__Exercise input__
============
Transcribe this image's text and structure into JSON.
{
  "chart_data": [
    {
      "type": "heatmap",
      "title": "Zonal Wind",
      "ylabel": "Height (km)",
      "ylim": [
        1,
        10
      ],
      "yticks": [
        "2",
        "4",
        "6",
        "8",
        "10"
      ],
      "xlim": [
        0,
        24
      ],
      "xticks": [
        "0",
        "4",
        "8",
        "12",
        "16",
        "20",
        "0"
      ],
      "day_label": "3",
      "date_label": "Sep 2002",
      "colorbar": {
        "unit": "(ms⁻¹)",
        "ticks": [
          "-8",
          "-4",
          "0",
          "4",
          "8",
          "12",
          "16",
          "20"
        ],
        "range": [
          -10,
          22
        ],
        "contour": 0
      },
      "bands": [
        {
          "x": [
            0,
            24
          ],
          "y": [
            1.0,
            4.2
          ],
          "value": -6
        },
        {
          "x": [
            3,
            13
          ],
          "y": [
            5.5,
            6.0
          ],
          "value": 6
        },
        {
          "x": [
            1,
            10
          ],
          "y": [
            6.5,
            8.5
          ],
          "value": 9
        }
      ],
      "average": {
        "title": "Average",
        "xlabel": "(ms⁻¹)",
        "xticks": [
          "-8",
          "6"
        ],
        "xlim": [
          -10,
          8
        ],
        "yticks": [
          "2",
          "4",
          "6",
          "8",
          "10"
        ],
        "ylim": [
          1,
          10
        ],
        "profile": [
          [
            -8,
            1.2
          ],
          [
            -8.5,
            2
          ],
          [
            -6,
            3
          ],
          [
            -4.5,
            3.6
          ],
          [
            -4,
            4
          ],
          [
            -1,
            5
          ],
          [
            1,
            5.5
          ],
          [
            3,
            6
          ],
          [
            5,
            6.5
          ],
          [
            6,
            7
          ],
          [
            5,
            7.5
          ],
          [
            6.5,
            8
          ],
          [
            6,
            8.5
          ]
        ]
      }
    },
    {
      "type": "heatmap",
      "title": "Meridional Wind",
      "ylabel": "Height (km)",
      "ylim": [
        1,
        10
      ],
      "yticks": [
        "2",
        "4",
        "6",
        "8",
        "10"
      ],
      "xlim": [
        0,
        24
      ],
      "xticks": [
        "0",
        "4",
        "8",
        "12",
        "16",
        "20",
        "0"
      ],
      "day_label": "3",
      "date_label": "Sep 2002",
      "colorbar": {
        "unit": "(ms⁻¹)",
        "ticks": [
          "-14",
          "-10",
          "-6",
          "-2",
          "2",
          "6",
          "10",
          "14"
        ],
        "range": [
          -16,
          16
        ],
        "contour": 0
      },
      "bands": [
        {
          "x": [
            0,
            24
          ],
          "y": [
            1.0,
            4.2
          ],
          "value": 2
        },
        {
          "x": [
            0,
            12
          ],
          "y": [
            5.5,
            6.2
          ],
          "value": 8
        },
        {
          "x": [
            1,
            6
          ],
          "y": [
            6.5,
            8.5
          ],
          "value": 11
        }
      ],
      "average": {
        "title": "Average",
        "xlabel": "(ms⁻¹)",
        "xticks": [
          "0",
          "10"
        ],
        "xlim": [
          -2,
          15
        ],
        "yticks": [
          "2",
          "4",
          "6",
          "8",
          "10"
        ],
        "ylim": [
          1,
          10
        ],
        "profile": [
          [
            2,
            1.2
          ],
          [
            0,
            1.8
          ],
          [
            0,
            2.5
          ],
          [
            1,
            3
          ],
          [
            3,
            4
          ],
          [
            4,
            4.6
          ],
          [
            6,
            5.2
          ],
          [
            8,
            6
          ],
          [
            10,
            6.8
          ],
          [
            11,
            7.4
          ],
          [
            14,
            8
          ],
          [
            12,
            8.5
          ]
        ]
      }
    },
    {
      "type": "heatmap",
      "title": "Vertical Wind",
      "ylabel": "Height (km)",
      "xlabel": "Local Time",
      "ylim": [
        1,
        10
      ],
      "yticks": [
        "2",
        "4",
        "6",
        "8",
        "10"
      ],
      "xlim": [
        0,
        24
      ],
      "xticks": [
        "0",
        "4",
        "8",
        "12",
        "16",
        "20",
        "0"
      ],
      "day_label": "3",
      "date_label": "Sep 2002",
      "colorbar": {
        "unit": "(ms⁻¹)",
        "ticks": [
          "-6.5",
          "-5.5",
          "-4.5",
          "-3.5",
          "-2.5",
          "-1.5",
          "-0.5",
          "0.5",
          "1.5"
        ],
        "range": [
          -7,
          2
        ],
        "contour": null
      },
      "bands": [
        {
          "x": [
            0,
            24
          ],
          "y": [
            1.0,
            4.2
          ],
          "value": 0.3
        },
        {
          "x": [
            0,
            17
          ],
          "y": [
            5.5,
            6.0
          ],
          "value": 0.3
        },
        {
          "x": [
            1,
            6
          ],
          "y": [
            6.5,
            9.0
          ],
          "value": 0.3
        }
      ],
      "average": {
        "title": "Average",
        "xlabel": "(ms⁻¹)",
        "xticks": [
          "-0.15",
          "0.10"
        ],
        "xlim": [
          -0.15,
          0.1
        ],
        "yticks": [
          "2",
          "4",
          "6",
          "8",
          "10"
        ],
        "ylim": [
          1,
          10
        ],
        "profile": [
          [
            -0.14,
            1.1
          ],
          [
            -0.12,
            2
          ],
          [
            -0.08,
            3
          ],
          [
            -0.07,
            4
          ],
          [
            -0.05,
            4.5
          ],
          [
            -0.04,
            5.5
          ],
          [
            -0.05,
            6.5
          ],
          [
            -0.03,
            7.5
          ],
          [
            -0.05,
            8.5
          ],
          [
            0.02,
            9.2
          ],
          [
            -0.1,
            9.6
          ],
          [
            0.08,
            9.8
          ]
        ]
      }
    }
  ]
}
============
__Directions for this task__
Return the listing above word for word.

__Result__
Transcribe this image's text and structure into JSON.
{
  "chart_data": [
    {
      "type": "heatmap",
      "title": "Zonal Wind",
      "ylabel": "Height (km)",
      "ylim": [
        1,
        10
      ],
      "yticks": [
        "2",
        "4",
        "6",
        "8",
        "10"
      ],
      "xlim": [
        0,
        24
      ],
      "xticks": [
        "0",
        "4",
        "8",
        "12",
        "16",
        "20",
        "0"
      ],
      "day_label": "3",
      "date_label": "Sep 2002",
      "colorbar": {
        "unit": "(ms⁻¹)",
        "ticks": [
          "-8",
          "-4",
          "0",
          "4",
          "8",
          "12",
          "16",
          "20"
        ],
        "range": [
          -10,
          22
        ],
        "contour": 0
      },
      "bands": [
        {
          "x": [
            0,
            24
          ],
          "y": [
            1.0,
            4.2
          ],
          "value": -6
        },
        {
          "x": [
            3,
            13
          ],
          "y": [
            5.5,
            6.0
          ],
          "value": 6
        },
        {
          "x": [
            1,
            10
          ],
          "y": [
            6.5,
            8.5
          ],
          "value": 9
        }
      ],
      "average": {
        "title": "Average",
        "xlabel": "(ms⁻¹)",
        "xticks": [
          "-8",
          "6"
        ],
        "xlim": [
          -10,
          8
        ],
        "yticks": [
          "2",
          "4",
          "6",
          "8",
          "10"
        ],
        "ylim": [
          1,
          10
        ],
        "profile": [
          [
            -8,
            1.2
          ],
          [
            -8.5,
            2
          ],
          [
            -6,
            3
          ],
          [
            -4.5,
            3.6
          ],
          [
            -4,
            4
          ],
          [
            -1,
            5
          ],
          [
            1,
            5.5
          ],
          [
            3,
            6
          ],
          [
            5,
            6.5
          ],
          [
            6,
            7
          ],
          [
            5,
            7.5
          ],
          [
            6.5,
            8
          ],
          [
            6,
            8.5
          ]
        ]
      }
    },
    {
      "type": "heatmap",
      "title": "Meridional Wind",
      "ylabel": "Height (km)",
      "ylim": [
        1,
        10
      ],
      "yticks": [
        "2",
        "4",
        "6",
        "8",
        "10"
      ],
      "xlim": [
        0,
        24
      ],
      "xticks": [
        "0",
        "4",
        "8",
        "12",
        "16",
        "20",
        "0"
      ],
      "day_label": "3",
      "date_label": "Sep 2002",
      "colorbar": {
        "unit": "(ms⁻¹)",
        "ticks": [
          "-14",
          "-10",
          "-6",
          "-2",
          "2",
          "6",
          "10",
          "14"
        ],
        "range": [
          -16,
          16
        ],
        "contour": 0
      },
      "bands": [
        {
          "x": [
            0,
            24
          ],
          "y": [
            1.0,
            4.2
          ],
          "value": 2
        },
        {
          "x": [
            0,
            12
          ],
          "y": [
            5.5,
            6.2
          ],
          "value": 8
        },
        {
          "x": [
            1,
            6
          ],
          "y": [
            6.5,
            8.5
          ],
          "value": 11
        }
      ],
      "average": {
        "title": "Average",
        "xlabel": "(ms⁻¹)",
        "xticks": [
          "0",
          "10"
        ],
        "xlim": [
          -2,
          15
        ],
        "yticks": [
          "2",
          "4",
          "6",
          "8",
          "10"
        ],
        "ylim": [
          1,
          10
        ],
        "profile": [
          [
            2,
            1.2
          ],
          [
            0,
            1.8
          ],
          [
            0,
            2.5
          ],
          [
            1,
            3
          ],
          [
            3,
            4
          ],
          [
            4,
            4.6
          ],
          [
            6,
            5.2
          ],
          [
            8,
            6
          ],
          [
            10,
            6.8
          ],
          [
            11,
            7.4
          ],
          [
            14,
            8
          ],
          [
            12,
            8.5
          ]
        ]
      }
    },
    {
      "type": "heatmap",
      "title": "Vertical Wind",
      "ylabel": "Height (km)",
      "xlabel": "Local Time",
      "ylim": [
        1,
        10
      ],
      "yticks": [
        "2",
        "4",
        "6",
        "8",
        "10"
      ],
      "xlim": [
        0,
        24
      ],
      "xticks": [
        "0",
        "4",
        "8",
        "12",
        "16",
        "20",
        "0"
      ],
      "day_label": "3",
      "date_label": "Sep 2002",
      "colorbar": {
        "unit": "(ms⁻¹)",
        "ticks": [
          "-6.5",
          "-5.5",
          "-4.5",
          "-3.5",
          "-2.5",
          "-1.5",
          "-0.5",
          "0.5",
          "1.5"
        ],
        "range": [
          -7,
          2
        ],
        "contour": null
      },
      "bands": [
        {
          "x": [
            0,
            24
          ],
          "y": [
            1.0,
            4.2
          ],
          "value": 0.3
        },
        {
          "x": [
            0,
            17
          ],
          "y": [
            5.5,
            6.0
          ],
          "value": 0.3
        },
        {
          "x": [
            1,
            6
          ],
          "y": [
            6.5,
            9.0
          ],
          "value": 0.3
        }
      ],
      "average": {
        "title": "Average",
        "xlabel": "(ms⁻¹)",
        "xticks": [
          "-0.15",
          "0.10"
        ],
        "xlim": [
          -0.15,
          0.1
        ],
        "yticks": [
          "2",
          "4",
          "6",
          "8",
          "10"
        ],
        "ylim": [
          1,
          10
        ],
        "profile": [
          [
            -0.14,
            1.1
          ],
          [
            -0.12,
            2
          ],
          [
            -0.08,
            3
          ],
          [
            -0.07,
            4
          ],
          [
            -0.05,
            4.5
          ],
          [
            -0.04,
            5.5
          ],
          [
            -0.05,
            6.5
          ],
          [
            -0.03,
            7.5
          ],
          [
            -0.05,
            8.5
          ],
          [
            0.02,
            9.2
          ],
          [
            -0.1,
            9.6
          ],
          [
            0.08,
            9.8
          ]
        ]
      }
    }
  ]
}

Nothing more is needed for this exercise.